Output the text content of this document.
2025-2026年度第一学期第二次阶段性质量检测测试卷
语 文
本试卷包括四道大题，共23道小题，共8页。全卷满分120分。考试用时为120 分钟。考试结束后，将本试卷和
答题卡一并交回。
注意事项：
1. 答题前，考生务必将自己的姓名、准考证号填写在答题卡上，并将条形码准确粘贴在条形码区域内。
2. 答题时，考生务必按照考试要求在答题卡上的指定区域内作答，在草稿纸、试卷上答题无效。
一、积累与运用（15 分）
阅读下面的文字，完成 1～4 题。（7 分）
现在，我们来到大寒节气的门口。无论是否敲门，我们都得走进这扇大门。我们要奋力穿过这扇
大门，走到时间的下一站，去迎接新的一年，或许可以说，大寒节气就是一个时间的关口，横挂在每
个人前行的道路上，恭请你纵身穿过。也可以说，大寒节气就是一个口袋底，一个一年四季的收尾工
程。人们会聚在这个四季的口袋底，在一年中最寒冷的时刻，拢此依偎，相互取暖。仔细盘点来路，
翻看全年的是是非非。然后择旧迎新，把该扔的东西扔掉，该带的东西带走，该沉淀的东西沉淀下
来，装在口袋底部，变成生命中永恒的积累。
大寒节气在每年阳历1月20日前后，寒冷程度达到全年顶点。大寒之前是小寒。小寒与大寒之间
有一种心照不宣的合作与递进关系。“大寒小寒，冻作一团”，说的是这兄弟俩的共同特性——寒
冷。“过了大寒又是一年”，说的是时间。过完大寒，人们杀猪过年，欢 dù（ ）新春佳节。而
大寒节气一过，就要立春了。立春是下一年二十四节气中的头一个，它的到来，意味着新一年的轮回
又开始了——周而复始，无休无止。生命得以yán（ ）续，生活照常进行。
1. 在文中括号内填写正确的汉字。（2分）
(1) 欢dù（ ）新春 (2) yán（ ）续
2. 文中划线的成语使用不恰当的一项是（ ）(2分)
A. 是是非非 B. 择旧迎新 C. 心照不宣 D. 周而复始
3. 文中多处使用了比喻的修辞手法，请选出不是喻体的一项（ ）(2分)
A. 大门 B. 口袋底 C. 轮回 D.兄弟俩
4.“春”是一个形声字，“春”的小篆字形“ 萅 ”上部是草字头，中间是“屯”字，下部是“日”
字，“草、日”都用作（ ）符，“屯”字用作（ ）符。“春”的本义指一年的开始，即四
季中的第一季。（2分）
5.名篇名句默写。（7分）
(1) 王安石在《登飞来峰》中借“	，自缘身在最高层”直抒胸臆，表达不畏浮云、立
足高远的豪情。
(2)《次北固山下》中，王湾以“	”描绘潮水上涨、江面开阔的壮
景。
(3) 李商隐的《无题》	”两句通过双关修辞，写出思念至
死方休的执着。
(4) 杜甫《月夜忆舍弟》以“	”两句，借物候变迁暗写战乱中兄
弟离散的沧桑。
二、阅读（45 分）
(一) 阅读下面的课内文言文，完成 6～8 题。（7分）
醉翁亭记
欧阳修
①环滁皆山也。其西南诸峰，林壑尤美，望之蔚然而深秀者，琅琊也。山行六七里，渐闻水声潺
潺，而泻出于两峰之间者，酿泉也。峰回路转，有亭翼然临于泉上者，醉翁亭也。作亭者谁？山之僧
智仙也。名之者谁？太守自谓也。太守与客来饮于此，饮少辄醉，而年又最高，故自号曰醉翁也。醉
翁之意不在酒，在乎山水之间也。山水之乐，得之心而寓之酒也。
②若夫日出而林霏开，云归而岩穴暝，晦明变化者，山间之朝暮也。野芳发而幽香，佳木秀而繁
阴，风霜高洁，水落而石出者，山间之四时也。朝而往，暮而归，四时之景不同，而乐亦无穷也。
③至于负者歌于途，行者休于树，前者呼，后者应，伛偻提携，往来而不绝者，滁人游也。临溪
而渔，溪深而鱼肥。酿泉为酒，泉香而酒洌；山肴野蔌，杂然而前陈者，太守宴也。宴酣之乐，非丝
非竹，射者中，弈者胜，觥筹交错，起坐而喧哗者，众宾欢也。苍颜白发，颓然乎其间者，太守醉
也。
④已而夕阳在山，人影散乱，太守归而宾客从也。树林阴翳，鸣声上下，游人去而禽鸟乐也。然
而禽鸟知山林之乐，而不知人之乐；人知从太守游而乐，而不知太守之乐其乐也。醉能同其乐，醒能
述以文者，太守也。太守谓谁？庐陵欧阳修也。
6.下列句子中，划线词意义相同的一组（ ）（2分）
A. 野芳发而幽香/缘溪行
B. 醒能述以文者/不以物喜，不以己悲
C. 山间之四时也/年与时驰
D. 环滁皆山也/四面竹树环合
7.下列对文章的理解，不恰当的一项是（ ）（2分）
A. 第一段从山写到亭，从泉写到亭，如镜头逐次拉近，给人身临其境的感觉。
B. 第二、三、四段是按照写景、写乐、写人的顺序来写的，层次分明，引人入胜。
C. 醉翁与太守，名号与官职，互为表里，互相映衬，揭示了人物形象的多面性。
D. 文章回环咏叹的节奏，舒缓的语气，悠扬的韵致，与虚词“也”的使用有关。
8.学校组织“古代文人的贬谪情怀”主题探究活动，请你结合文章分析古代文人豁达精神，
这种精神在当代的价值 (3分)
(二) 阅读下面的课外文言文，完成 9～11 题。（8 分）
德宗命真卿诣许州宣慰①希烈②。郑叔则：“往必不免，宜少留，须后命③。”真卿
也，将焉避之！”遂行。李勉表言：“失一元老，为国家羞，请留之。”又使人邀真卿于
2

◆ ◆ ◆

Write out the records shown above, exactly as they appear.

■ Task output ■
Output the text content of this document.
2025-2026年度第一学期第二次阶段性质量检测测试卷
语 文
本试卷包括四道大题，共23道小题，共8页。全卷满分120分。考试用时为120 分钟。考试结束后，将本试卷和
答题卡一并交回。
注意事项：
1. 答题前，考生务必将自己的姓名、准考证号填写在答题卡上，并将条形码准确粘贴在条形码区域内。
2. 答题时，考生务必按照考试要求在答题卡上的指定区域内作答，在草稿纸、试卷上答题无效。
一、积累与运用（15 分）
阅读下面的文字，完成 1～4 题。（7 分）
现在，我们来到大寒节气的门口。无论是否敲门，我们都得走进这扇大门。我们要奋力穿过这扇
大门，走到时间的下一站，去迎接新的一年，或许可以说，大寒节气就是一个时间的关口，横挂在每
个人前行的道路上，恭请你纵身穿过。也可以说，大寒节气就是一个口袋底，一个一年四季的收尾工
程。人们会聚在这个四季的口袋底，在一年中最寒冷的时刻，拢此依偎，相互取暖。仔细盘点来路，
翻看全年的是是非非。然后择旧迎新，把该扔的东西扔掉，该带的东西带走，该沉淀的东西沉淀下
来，装在口袋底部，变成生命中永恒的积累。
大寒节气在每年阳历1月20日前后，寒冷程度达到全年顶点。大寒之前是小寒。小寒与大寒之间
有一种心照不宣的合作与递进关系。“大寒小寒，冻作一团”，说的是这兄弟俩的共同特性——寒
冷。“过了大寒又是一年”，说的是时间。过完大寒，人们杀猪过年，欢 dù（ ）新春佳节。而
大寒节气一过，就要立春了。立春是下一年二十四节气中的头一个，它的到来，意味着新一年的轮回
又开始了——周而复始，无休无止。生命得以yán（ ）续，生活照常进行。
1. 在文中括号内填写正确的汉字。（2分）
(1) 欢dù（ ）新春 (2) yán（ ）续
2. 文中划线的成语使用不恰当的一项是（ ）(2分)
A. 是是非非 B. 择旧迎新 C. 心照不宣 D. 周而复始
3. 文中多处使用了比喻的修辞手法，请选出不是喻体的一项（ ）(2分)
A. 大门 B. 口袋底 C. 轮回 D.兄弟俩
4.“春”是一个形声字，“春”的小篆字形“ 萅 ”上部是草字头，中间是“屯”字，下部是“日”
字，“草、日”都用作（ ）符，“屯”字用作（ ）符。“春”的本义指一年的开始，即四
季中的第一季。（2分）
5.名篇名句默写。（7分）
(1) 王安石在《登飞来峰》中借“	，自缘身在最高层”直抒胸臆，表达不畏浮云、立
足高远的豪情。
(2)《次北固山下》中，王湾以“	”描绘潮水上涨、江面开阔的壮
景。
(3) 李商隐的《无题》	”两句通过双关修辞，写出思念至
死方休的执着。
(4) 杜甫《月夜忆舍弟》以“	”两句，借物候变迁暗写战乱中兄
弟离散的沧桑。
二、阅读（45 分）
(一) 阅读下面的课内文言文，完成 6～8 题。（7分）
醉翁亭记
欧阳修
①环滁皆山也。其西南诸峰，林壑尤美，望之蔚然而深秀者，琅琊也。山行六七里，渐闻水声潺
潺，而泻出于两峰之间者，酿泉也。峰回路转，有亭翼然临于泉上者，醉翁亭也。作亭者谁？山之僧
智仙也。名之者谁？太守自谓也。太守与客来饮于此，饮少辄醉，而年又最高，故自号曰醉翁也。醉
翁之意不在酒，在乎山水之间也。山水之乐，得之心而寓之酒也。
②若夫日出而林霏开，云归而岩穴暝，晦明变化者，山间之朝暮也。野芳发而幽香，佳木秀而繁
阴，风霜高洁，水落而石出者，山间之四时也。朝而往，暮而归，四时之景不同，而乐亦无穷也。
③至于负者歌于途，行者休于树，前者呼，后者应，伛偻提携，往来而不绝者，滁人游也。临溪
而渔，溪深而鱼肥。酿泉为酒，泉香而酒洌；山肴野蔌，杂然而前陈者，太守宴也。宴酣之乐，非丝
非竹，射者中，弈者胜，觥筹交错，起坐而喧哗者，众宾欢也。苍颜白发，颓然乎其间者，太守醉
也。
④已而夕阳在山，人影散乱，太守归而宾客从也。树林阴翳，鸣声上下，游人去而禽鸟乐也。然
而禽鸟知山林之乐，而不知人之乐；人知从太守游而乐，而不知太守之乐其乐也。醉能同其乐，醒能
述以文者，太守也。太守谓谁？庐陵欧阳修也。
6.下列句子中，划线词意义相同的一组（ ）（2分）
A. 野芳发而幽香/缘溪行
B. 醒能述以文者/不以物喜，不以己悲
C. 山间之四时也/年与时驰
D. 环滁皆山也/四面竹树环合
7.下列对文章的理解，不恰当的一项是（ ）（2分）
A. 第一段从山写到亭，从泉写到亭，如镜头逐次拉近，给人身临其境的感觉。
B. 第二、三、四段是按照写景、写乐、写人的顺序来写的，层次分明，引人入胜。
C. 醉翁与太守，名号与官职，互为表里，互相映衬，揭示了人物形象的多面性。
D. 文章回环咏叹的节奏，舒缓的语气，悠扬的韵致，与虚词“也”的使用有关。
8.学校组织“古代文人的贬谪情怀”主题探究活动，请你结合文章分析古代文人豁达精神，
这种精神在当代的价值 (3分)
(二) 阅读下面的课外文言文，完成 9～11 题。（8 分）
德宗命真卿诣许州宣慰①希烈②。郑叔则：“往必不免，宜少留，须后命③。”真卿
也，将焉避之！”遂行。李勉表言：“失一元老，为国家羞，请留之。”又使人邀真卿于
2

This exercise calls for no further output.